§ Required task
Copy each line below in which the string "JSON" occurs.

§ Material shown
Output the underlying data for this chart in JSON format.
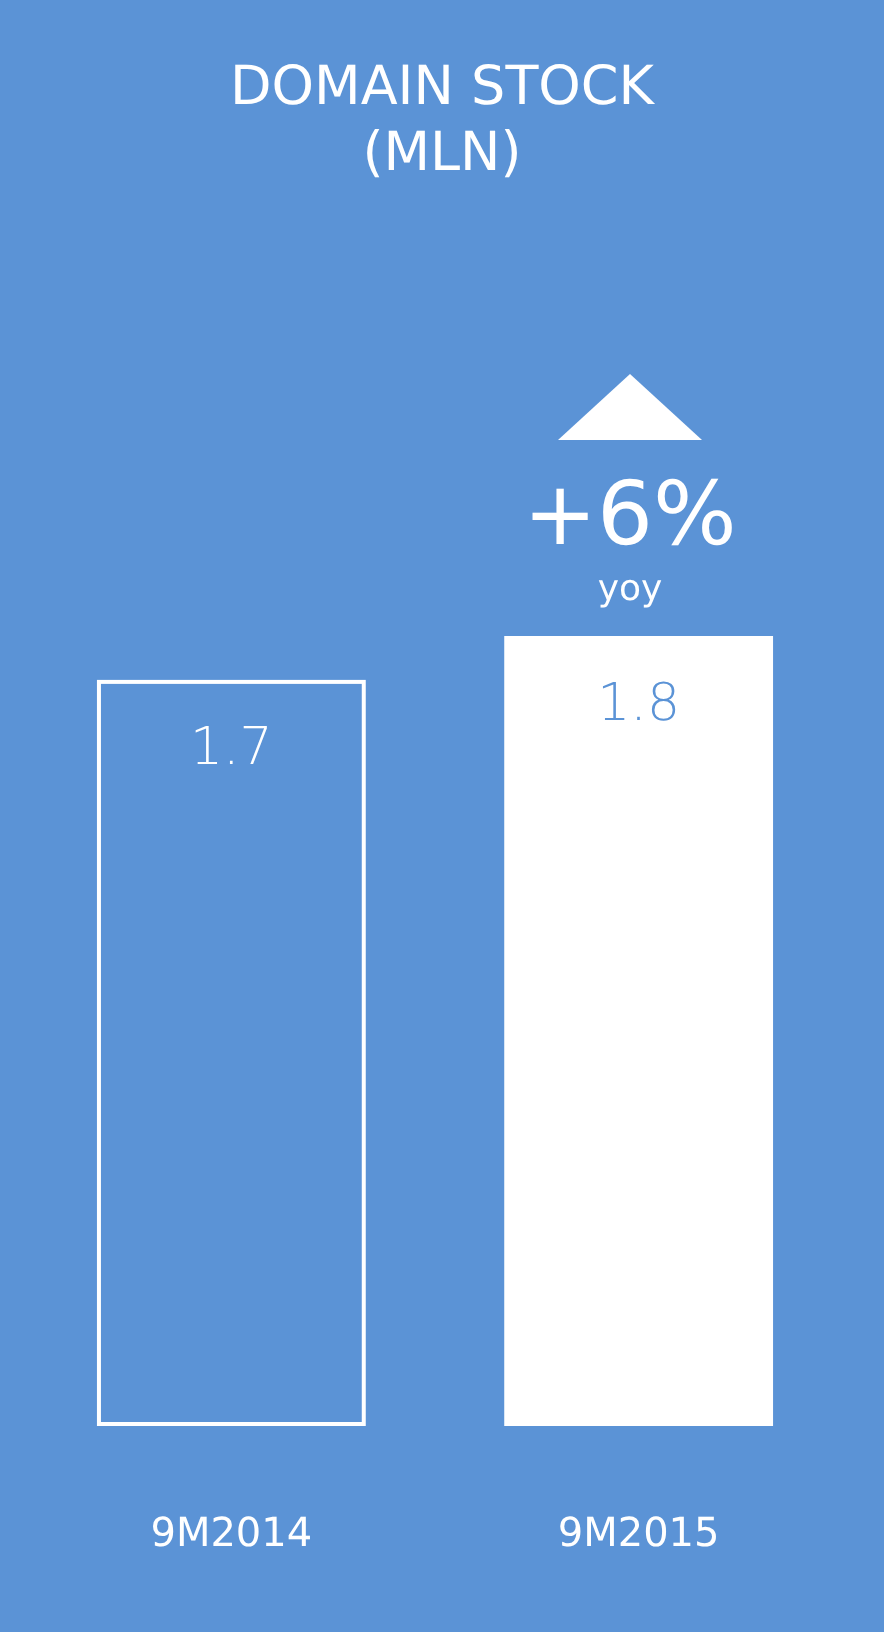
{
  "chart_data": {
    "type": "bar",
    "title": "DOMAIN STOCK (MLN)",
    "categories": [
      "9M2014",
      "9M2015"
    ],
    "values": [
      1.7,
      1.8
    ],
    "colors": [
      "#5b93d6",
      "#ffffff"
    ],
    "data_labels": true,
    "annotations": [
      "+6%",
      "yoy"
    ]
  }
}
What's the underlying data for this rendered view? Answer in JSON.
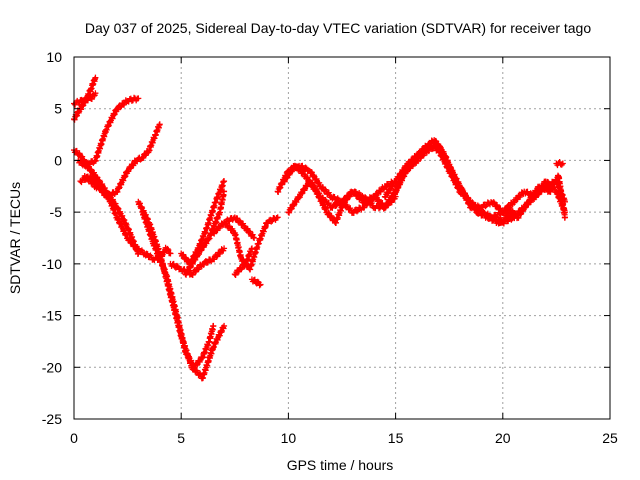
{
  "chart_data": {
    "type": "scatter",
    "title": "Day 037 of 2025, Sidereal Day-to-day VTEC variation (SDTVAR) for receiver tago",
    "xlabel": "GPS time / hours",
    "ylabel": "SDTVAR / TECUs",
    "xlim": [
      0,
      25
    ],
    "ylim": [
      -25,
      10
    ],
    "xticks": [
      "0",
      "5",
      "10",
      "15",
      "20",
      "25"
    ],
    "yticks": [
      "-25",
      "-20",
      "-15",
      "-10",
      "-5",
      "0",
      "5",
      "10"
    ],
    "grid": true,
    "series": [
      {
        "color": "#ff0000",
        "marker": "plus",
        "tracks": [
          {
            "x": [
              0.0,
              0.3,
              0.6,
              0.8,
              1.0
            ],
            "y": [
              4.0,
              5.0,
              6.0,
              7.0,
              8.0
            ]
          },
          {
            "x": [
              0.0,
              0.4,
              0.8,
              1.0
            ],
            "y": [
              5.5,
              5.8,
              6.0,
              6.5
            ]
          },
          {
            "x": [
              0.0,
              0.3,
              0.6,
              1.0,
              1.5,
              2.0,
              2.5,
              3.0
            ],
            "y": [
              1.0,
              0.5,
              -0.5,
              -1.5,
              -3.0,
              -4.5,
              -6.5,
              -9.0
            ]
          },
          {
            "x": [
              0.2,
              0.5,
              1.0,
              1.5,
              2.0,
              2.5,
              3.0
            ],
            "y": [
              0.0,
              -0.5,
              0.0,
              3.0,
              5.0,
              5.8,
              6.0
            ]
          },
          {
            "x": [
              0.3,
              0.8,
              1.5,
              2.0,
              2.5,
              2.9,
              3.2,
              3.5,
              3.8,
              4.0
            ],
            "y": [
              -2.0,
              -1.5,
              -3.5,
              -3.0,
              -1.0,
              0.0,
              0.3,
              1.0,
              2.5,
              3.5
            ]
          },
          {
            "x": [
              0.5,
              1.0,
              1.5,
              2.0,
              2.5,
              2.9,
              3.3,
              3.7,
              4.0,
              4.3,
              4.5
            ],
            "y": [
              -1.5,
              -2.5,
              -3.0,
              -5.5,
              -7.5,
              -8.5,
              -9.0,
              -9.5,
              -9.5,
              -8.5,
              -9.0
            ]
          },
          {
            "x": [
              3.0,
              3.5,
              4.0,
              4.5,
              5.0,
              5.5,
              6.0,
              6.5,
              7.0
            ],
            "y": [
              -4.0,
              -6.0,
              -9.0,
              -13.0,
              -17.0,
              -20.0,
              -21.0,
              -18.0,
              -16.0
            ]
          },
          {
            "x": [
              3.2,
              3.7,
              4.3,
              4.8,
              5.2,
              5.6,
              6.0,
              6.3,
              6.5
            ],
            "y": [
              -5.0,
              -8.0,
              -11.0,
              -15.0,
              -18.5,
              -20.0,
              -19.0,
              -17.5,
              -16.0
            ]
          },
          {
            "x": [
              4.5,
              5.0,
              5.5,
              6.0,
              6.5,
              7.0
            ],
            "y": [
              -10.0,
              -10.5,
              -11.0,
              -10.0,
              -9.5,
              -8.5
            ]
          },
          {
            "x": [
              5.0,
              5.4,
              5.8,
              6.2,
              6.6,
              7.0
            ],
            "y": [
              -9.0,
              -10.0,
              -8.5,
              -6.5,
              -4.0,
              -2.0
            ]
          },
          {
            "x": [
              5.2,
              5.8,
              6.3,
              6.8,
              7.0
            ],
            "y": [
              -11.0,
              -9.0,
              -7.5,
              -5.0,
              -3.0
            ]
          },
          {
            "x": [
              6.5,
              7.0,
              7.5,
              8.0,
              8.4
            ],
            "y": [
              -7.0,
              -6.0,
              -5.5,
              -6.5,
              -7.5
            ]
          },
          {
            "x": [
              7.0,
              7.5,
              7.8,
              8.2,
              8.6,
              9.0,
              9.5
            ],
            "y": [
              -6.0,
              -7.0,
              -9.5,
              -10.5,
              -8.0,
              -6.0,
              -5.5
            ]
          },
          {
            "x": [
              7.5,
              8.0,
              8.3
            ],
            "y": [
              -11.0,
              -10.0,
              -8.5
            ]
          },
          {
            "x": [
              8.3,
              8.7
            ],
            "y": [
              -11.5,
              -12.0
            ]
          },
          {
            "x": [
              9.5,
              10.0,
              10.5,
              11.0,
              11.5,
              12.0,
              12.5,
              13.0,
              13.5,
              14.0,
              14.5,
              15.0
            ],
            "y": [
              -3.0,
              -1.0,
              -0.5,
              -1.0,
              -2.5,
              -3.5,
              -4.0,
              -3.0,
              -3.5,
              -4.5,
              -4.5,
              -3.0
            ]
          },
          {
            "x": [
              9.8,
              10.3,
              10.8,
              11.3,
              11.8,
              12.2,
              12.6,
              13.0,
              13.5,
              14.0,
              14.5,
              15.0
            ],
            "y": [
              -2.0,
              -0.5,
              -1.5,
              -3.0,
              -5.0,
              -6.0,
              -4.0,
              -3.0,
              -4.0,
              -3.5,
              -2.5,
              -2.0
            ]
          },
          {
            "x": [
              10.0,
              10.5,
              11.0,
              11.5,
              12.0,
              12.5,
              13.0,
              13.5,
              14.0,
              14.5,
              15.0
            ],
            "y": [
              -5.0,
              -3.5,
              -2.0,
              -3.5,
              -4.5,
              -4.0,
              -5.0,
              -4.5,
              -3.5,
              -4.5,
              -3.5
            ]
          },
          {
            "x": [
              14.5,
              15.0,
              15.5,
              16.0,
              16.5,
              17.0,
              17.5,
              18.0,
              18.5,
              19.0,
              19.5,
              20.0
            ],
            "y": [
              -3.5,
              -2.0,
              -0.5,
              0.5,
              1.5,
              1.0,
              -1.0,
              -3.0,
              -4.0,
              -5.0,
              -5.5,
              -5.0
            ]
          },
          {
            "x": [
              14.8,
              15.3,
              15.8,
              16.3,
              16.8,
              17.3,
              17.8,
              18.3,
              18.8,
              19.3,
              19.8,
              20.3
            ],
            "y": [
              -4.0,
              -1.5,
              0.0,
              1.0,
              2.0,
              0.5,
              -2.0,
              -3.5,
              -5.0,
              -5.5,
              -6.0,
              -5.5
            ]
          },
          {
            "x": [
              15.0,
              15.5,
              16.0,
              16.5,
              17.0,
              17.5,
              18.0,
              18.5,
              19.0,
              19.5,
              20.0,
              20.5
            ],
            "y": [
              -3.0,
              -1.0,
              0.0,
              1.0,
              1.5,
              -0.5,
              -2.5,
              -4.5,
              -4.5,
              -4.0,
              -5.0,
              -5.5
            ]
          },
          {
            "x": [
              19.5,
              20.0,
              20.5,
              21.0,
              21.5,
              22.0,
              22.5,
              22.9
            ],
            "y": [
              -5.5,
              -6.0,
              -5.5,
              -4.5,
              -3.5,
              -2.5,
              -2.0,
              -4.0
            ]
          },
          {
            "x": [
              20.0,
              20.5,
              21.0,
              21.5,
              22.0,
              22.5,
              22.9
            ],
            "y": [
              -5.0,
              -4.0,
              -3.0,
              -3.5,
              -2.0,
              -3.0,
              -5.0
            ]
          },
          {
            "x": [
              20.2,
              20.7,
              21.2,
              21.7,
              22.2,
              22.6,
              22.9
            ],
            "y": [
              -4.5,
              -5.5,
              -4.0,
              -2.5,
              -3.0,
              -1.5,
              -5.5
            ]
          },
          {
            "x": [
              22.5,
              22.8
            ],
            "y": [
              -0.3,
              -0.3
            ]
          }
        ]
      }
    ]
  }
}
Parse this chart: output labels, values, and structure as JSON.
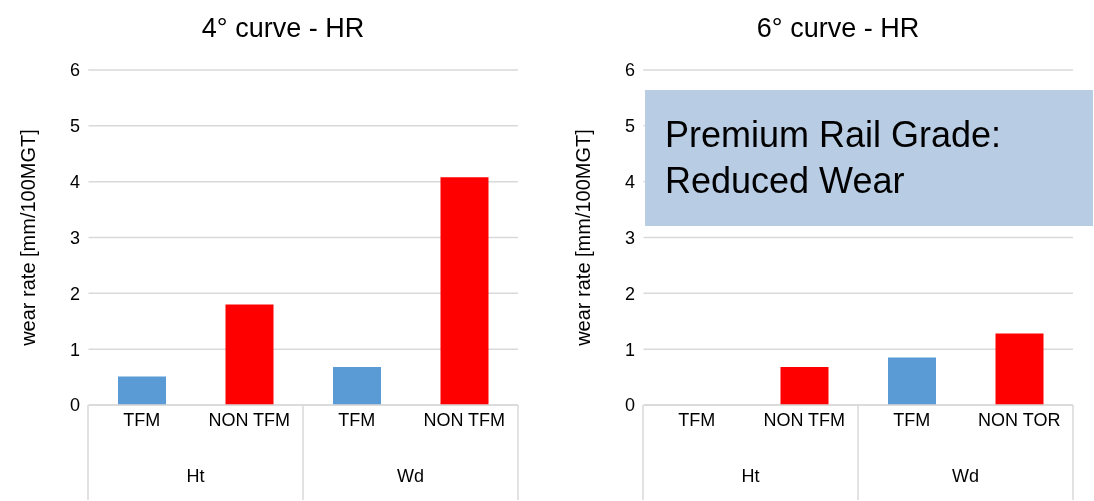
{
  "chart_data": [
    {
      "type": "bar",
      "title": "4° curve - HR",
      "ylabel": "wear rate [mm/100MGT]",
      "categories": [
        "TFM",
        "NON TFM",
        "TFM",
        "NON TFM"
      ],
      "values": [
        0.51,
        1.8,
        0.68,
        4.08
      ],
      "colors": [
        "#5b9bd5",
        "#ff0000",
        "#5b9bd5",
        "#ff0000"
      ],
      "ylim": [
        0,
        6
      ],
      "yticks": [
        0,
        1,
        2,
        3,
        4,
        5,
        6
      ],
      "grid": "y",
      "annotations": [
        "Ht",
        "Wd"
      ]
    },
    {
      "type": "bar",
      "title": "6° curve - HR",
      "ylabel": "wear rate [mm/100MGT]",
      "categories": [
        "TFM",
        "NON TFM",
        "TFM",
        "NON TOR"
      ],
      "values": [
        null,
        0.68,
        0.85,
        1.28
      ],
      "colors": [
        "#5b9bd5",
        "#ff0000",
        "#5b9bd5",
        "#ff0000"
      ],
      "ylim": [
        0,
        6
      ],
      "yticks": [
        0,
        1,
        2,
        3,
        4,
        5,
        6
      ],
      "grid": "y",
      "annotations": [
        "Ht",
        "Wd",
        "Premium Rail Grade: Reduced Wear"
      ]
    }
  ]
}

§ Task solution
Output the underlying data for this chart in JSON format.
What's the underlying data for this rendered view? Answer in JSON.
Parse this chart: output labels, values, and structure as JSON.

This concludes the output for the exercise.